• **과제 목록**
1. 제시문에서 '땡은 유리잔 소리라고'로 시작하는 단락의 핵심 내용을 항목별 목록으로 간추려 주세요.
2. 제시문의 질문자는 의성어 '땡'이 주로 어떤 소리에 쓰이는 느낌이 강하다고 했나요?

+++ 제시문

# 유리잔이 부딪히는 소리를 흉내내는 말



## bonbon2023

유리잔이 부딪힐 때 나는 소리를 나타내는 말(의성어)이 있을까요? 두 번째 문장의 의성어 '땡'이 종소리에 주로 쓰이는 느낌이 강해서 이상한 것 같지 않나요? 

종이 땡 땡 울렸다. 
건배를 할 때 땡(?)하고 나는 유리잔 소리가 더욱 경쾌했다.


----------



## Stassri

쨍 comes to my mind.


----------



## Rance

땡은 유리잔 소리라고 하기에는 조금 둔탁한 느낌이 나는군요. 주파소로치면 낮은 음역이라 해야할까요?
유리잔에 쓰일만한 의성어는 아마  쨍, 쨍그랑, 쟁그랑, 짤그랑, 잘그랑, 짤랑, 잘랑 등이 있지 않을까 싶은데요.
건배할때는 가볍고 할경우는 쨍~ 세게 할경우 쨍그랑이 어울리지 않을까 싶군요.
(너무 세게 건배하면 쨍그랑하고 유리잔이 깨지기도 하죠.)
그리고 유리잔에 얼음을 넣으셨다면 건배할때 짤그랑소리도 나지 않을까 생각해봅니다.


----------



## bonbon2023

감사합니다. 
건배할 때 '쨍~' 하는 유리잔 소리가 경쾌하다.
유리잔에 쨍그랑 얼음을 몇 개 넣었다.


----------

++++++
+++ 제공 자료

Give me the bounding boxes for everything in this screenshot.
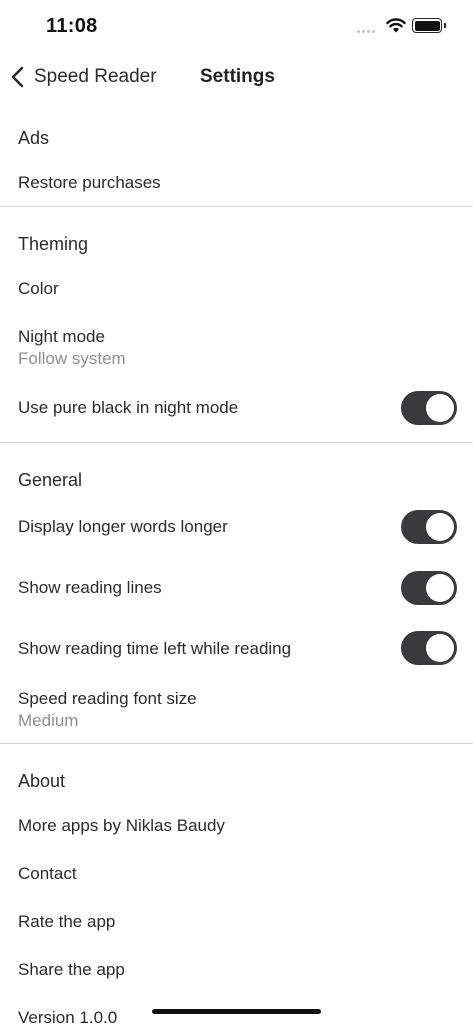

++++++

• **과제별 답안**
1.
- '땡'은 유리잔 소리로 쓰기에는 조금 둔탁하게 느껴지며, 낮은 음역에 가깝다.
- 유리잔에 쓸 만한 의성어로는 쨍, 쨍그랑, 쟁그랑, 짤그랑, 잘그랑, 짤랑, 잘랑 등이 있다.
- 가볍게 건배할 때는 '쨍~', 세게 건배할 때는 '쨍그랑'이 어울린다.
- 너무 세게 건배하면 쨍그랑하고 유리잔이 깨지기도 한다.
- 유리잔에 얼음을 넣었다면 건배할 때 짤그랑 소리도 날 수 있다.

2. 종소리에 주로 쓰이는 느낌이 강하다고 했습니다.